-- STATED GOAL --
Filter these entries so that only lines with the word "SMOTE" remain.

======== PROVIDED INFORMATION ========

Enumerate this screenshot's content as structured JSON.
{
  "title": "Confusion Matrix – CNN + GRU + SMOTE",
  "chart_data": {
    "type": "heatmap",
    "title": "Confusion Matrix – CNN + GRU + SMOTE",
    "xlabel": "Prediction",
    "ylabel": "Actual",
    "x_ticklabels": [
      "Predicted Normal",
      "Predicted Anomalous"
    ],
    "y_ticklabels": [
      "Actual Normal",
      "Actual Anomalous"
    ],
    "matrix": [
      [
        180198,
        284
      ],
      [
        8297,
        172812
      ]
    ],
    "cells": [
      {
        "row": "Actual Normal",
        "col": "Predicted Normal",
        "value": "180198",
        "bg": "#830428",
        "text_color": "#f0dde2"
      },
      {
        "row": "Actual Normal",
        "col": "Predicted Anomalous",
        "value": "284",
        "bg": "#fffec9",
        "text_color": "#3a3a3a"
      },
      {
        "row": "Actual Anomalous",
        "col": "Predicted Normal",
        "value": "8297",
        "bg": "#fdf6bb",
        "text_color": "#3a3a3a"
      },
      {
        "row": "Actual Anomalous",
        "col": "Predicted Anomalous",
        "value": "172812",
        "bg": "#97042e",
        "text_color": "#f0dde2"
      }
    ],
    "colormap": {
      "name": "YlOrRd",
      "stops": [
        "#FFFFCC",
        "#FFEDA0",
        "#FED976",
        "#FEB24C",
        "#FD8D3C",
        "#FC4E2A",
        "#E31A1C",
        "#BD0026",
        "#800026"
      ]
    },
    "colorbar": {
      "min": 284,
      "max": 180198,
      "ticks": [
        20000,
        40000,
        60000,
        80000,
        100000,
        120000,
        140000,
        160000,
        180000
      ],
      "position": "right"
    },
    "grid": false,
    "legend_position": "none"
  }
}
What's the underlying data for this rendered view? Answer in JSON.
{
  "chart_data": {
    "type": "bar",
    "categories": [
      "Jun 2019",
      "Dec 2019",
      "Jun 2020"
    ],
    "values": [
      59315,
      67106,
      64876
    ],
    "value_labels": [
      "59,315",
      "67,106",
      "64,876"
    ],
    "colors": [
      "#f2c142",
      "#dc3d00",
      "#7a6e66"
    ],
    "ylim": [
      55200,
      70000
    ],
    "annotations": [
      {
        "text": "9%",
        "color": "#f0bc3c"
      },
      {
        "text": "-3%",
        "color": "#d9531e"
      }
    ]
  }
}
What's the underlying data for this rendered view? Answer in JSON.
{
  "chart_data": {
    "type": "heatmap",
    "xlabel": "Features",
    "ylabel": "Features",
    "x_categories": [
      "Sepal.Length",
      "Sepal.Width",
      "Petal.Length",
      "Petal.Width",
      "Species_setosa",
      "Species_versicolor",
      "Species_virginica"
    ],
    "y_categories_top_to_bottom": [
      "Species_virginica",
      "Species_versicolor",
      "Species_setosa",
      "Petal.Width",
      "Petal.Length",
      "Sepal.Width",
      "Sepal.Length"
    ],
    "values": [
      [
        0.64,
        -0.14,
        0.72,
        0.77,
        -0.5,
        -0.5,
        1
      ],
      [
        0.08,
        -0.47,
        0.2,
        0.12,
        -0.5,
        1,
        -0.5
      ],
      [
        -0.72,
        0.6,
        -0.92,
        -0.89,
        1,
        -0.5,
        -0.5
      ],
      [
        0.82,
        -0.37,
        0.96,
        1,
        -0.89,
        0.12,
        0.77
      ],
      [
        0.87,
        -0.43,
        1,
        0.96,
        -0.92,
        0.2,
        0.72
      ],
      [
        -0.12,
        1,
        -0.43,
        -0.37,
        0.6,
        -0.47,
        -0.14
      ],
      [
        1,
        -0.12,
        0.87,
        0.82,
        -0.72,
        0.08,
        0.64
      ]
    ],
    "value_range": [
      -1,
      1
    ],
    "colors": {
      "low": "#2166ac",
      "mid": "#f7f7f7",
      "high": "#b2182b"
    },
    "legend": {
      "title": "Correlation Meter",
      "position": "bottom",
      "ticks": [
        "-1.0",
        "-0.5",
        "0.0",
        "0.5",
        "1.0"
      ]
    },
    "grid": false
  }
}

========

-- RESULT BELOW --
  "title": "Confusion Matrix – CNN + GRU + SMOTE",
    "title": "Confusion Matrix – CNN + GRU + SMOTE",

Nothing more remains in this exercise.